:: Article ::

-- Start --

# KWS MODEL

## **STEP 1 — DATA INGESTION**

**PURPOSE:** Load audio + annotation pairs using the same base filename.

**Input:**

* `data/raw/audio/*.wav`
* `data/raw/annotations/*_Annotated.txt`

**Process:**

* Match `sample_id.wav` ↔ `sample_id_Annotated.txt`
* Build sample list from `data/splits/{train,val,test}.txt`

**Code written in:**

* `src/data/audio_loader.py`
* `src/data/annotation_loader.py`

**Output (artifact):**

* In-memory sample index (IDs ready for preprocessing)

**Validation check:**

* For every ID in split file → audio + annotation file exists

---

## **STEP 2 — DATA VALIDATION**

**PURPOSE:** Remove invalid samples using strict annotation rule.

**Input:**

* `data/raw/annotations/*_Annotated.txt`

**Process:**

* If annotation contains `#` → discard sample (do not use)

**Code written in:**

* `src/data/clean.py`

**Output (artifact):**

* Clean sample list (valid IDs only)

**Validation check:**

* Count valid vs invalid samples printed in logs

---

## **STEP 3 — FEATURE EXTRACTION**

**PURPOSE:** Convert audio into log-mel features for Transformer input.

**Input:**

* `data/raw/audio/*.wav`

**Process:**

* Load waveform
* Extract **log-mel spectrogram**
* Normalize features

**Code written in:**

* `src/data/feature_extraction.py`

**Output (artifact):**

* `data/processed/features/{sample_id}.npy`  *(shape: T×80 float32)*

**Validation check:**

* `.npy` loads successfully and has expected shape `(T, 80)`

---

## **STEP 4 — FRAME LABEL GENERATION (FROM ANNOTATIONS)**

**PURPOSE:** Convert word timestamps into **frame-wise labels** for supervision.

-- End --

:: Provided material ::
-- Start --

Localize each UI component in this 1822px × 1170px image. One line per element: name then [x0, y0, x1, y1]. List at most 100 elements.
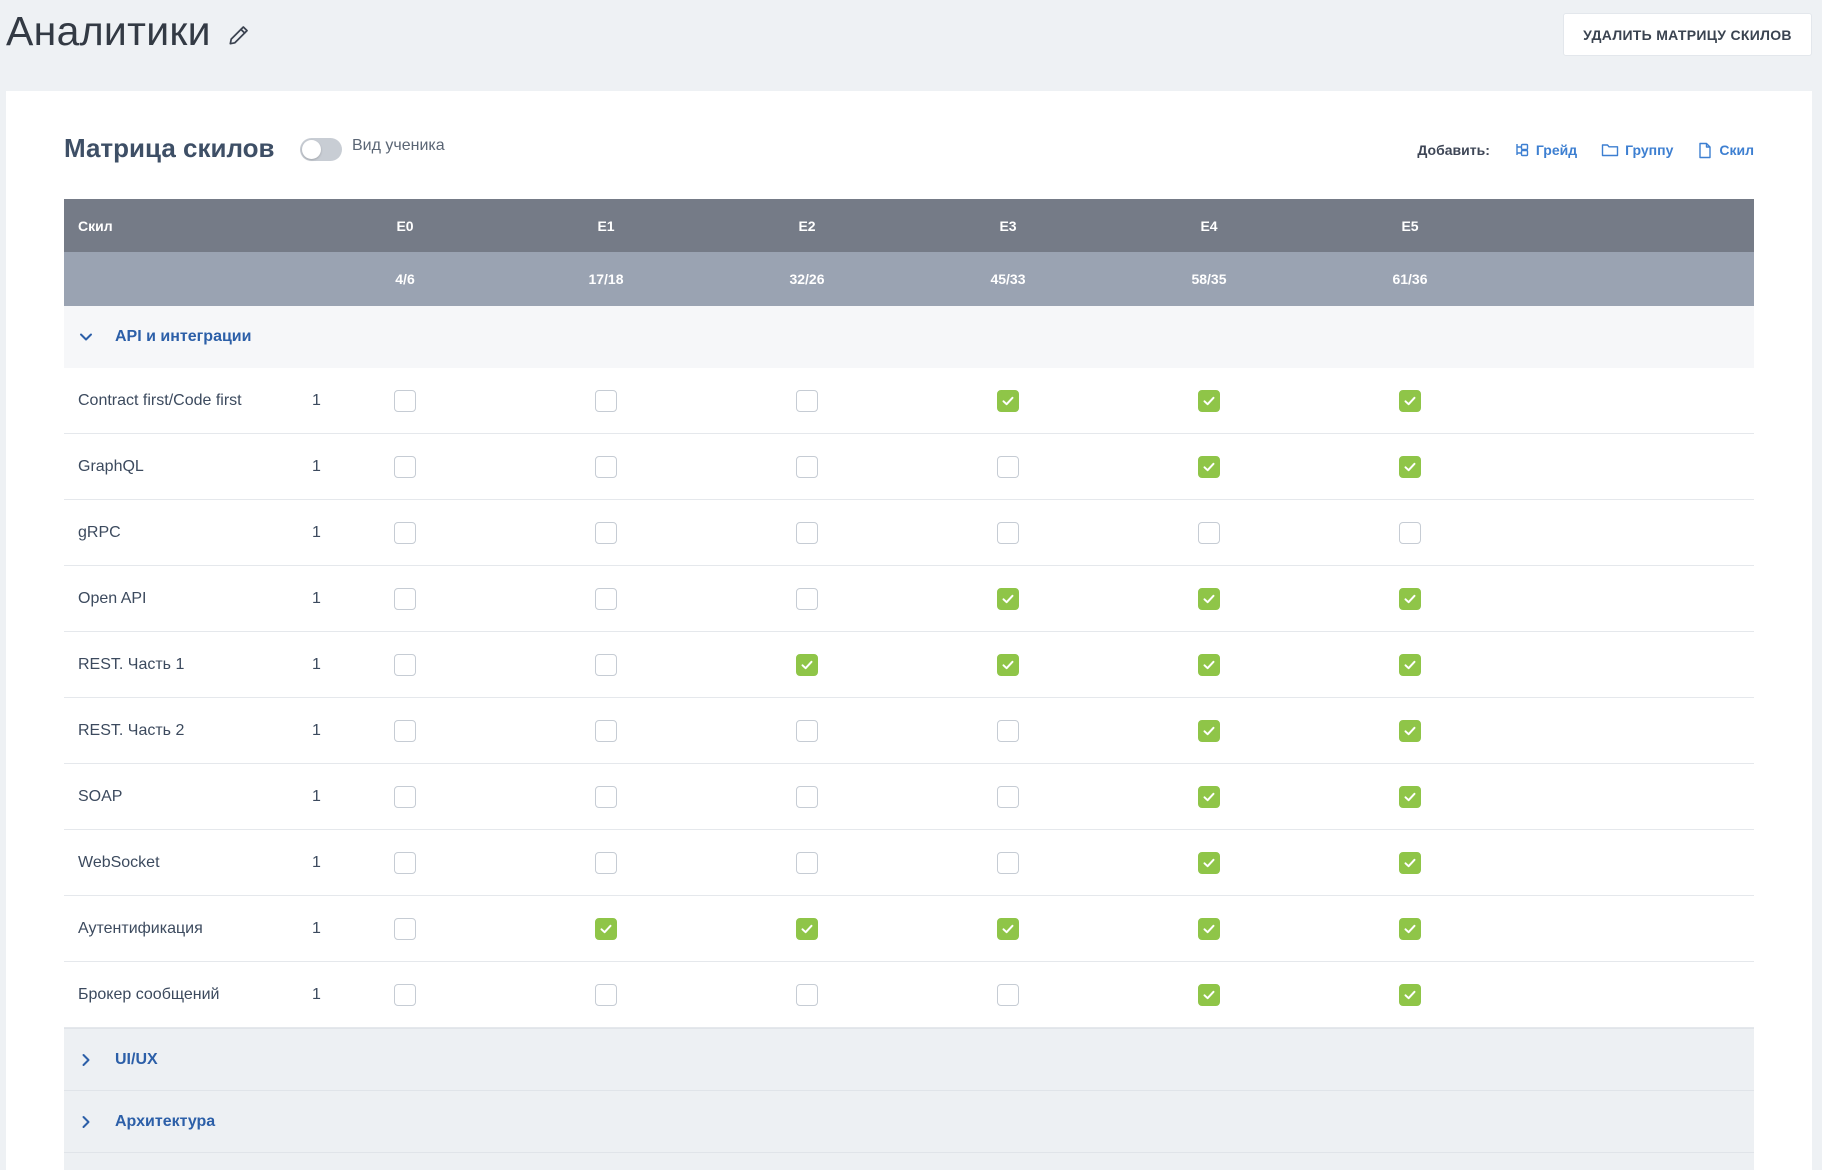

-- End --

:: Work to complete ::
[1] Sum up the KWS model outline in two sentences.
[2] Answer these questions about the KWS model outline, one per line:
(a) Which file holds the code for the data validation step?
(b) What shape should each saved feature file have?
(c) What in an annotation causes a sample to be discarded?
[3] Retype the part of the KWS model outline starting with "## **STEP 2" and going on through "(do not use)".
You can do everything here without the lines.

:: Outputs ::
[1] The KWS model outline describes a pipeline that loads matching audio and annotation files by base filename, discards any sample whose annotation contains "#", and converts the audio into normalized log-mel spectrogram features saved as T×80 float32 .npy files. A fourth step then turns word timestamps from the annotations into frame-wise labels for supervision.

[2]
(a) src/data/clean.py
(b) (T, 80), as float32
(c) The annotation contains "#".

[3]
## **STEP 2 — DATA VALIDATION**

**PURPOSE:** Remove invalid samples using strict annotation rule.

**Input:**

* `data/raw/annotations/*_Annotated.txt`

**Process:**

* If annotation contains `#` → discard sample (do not use)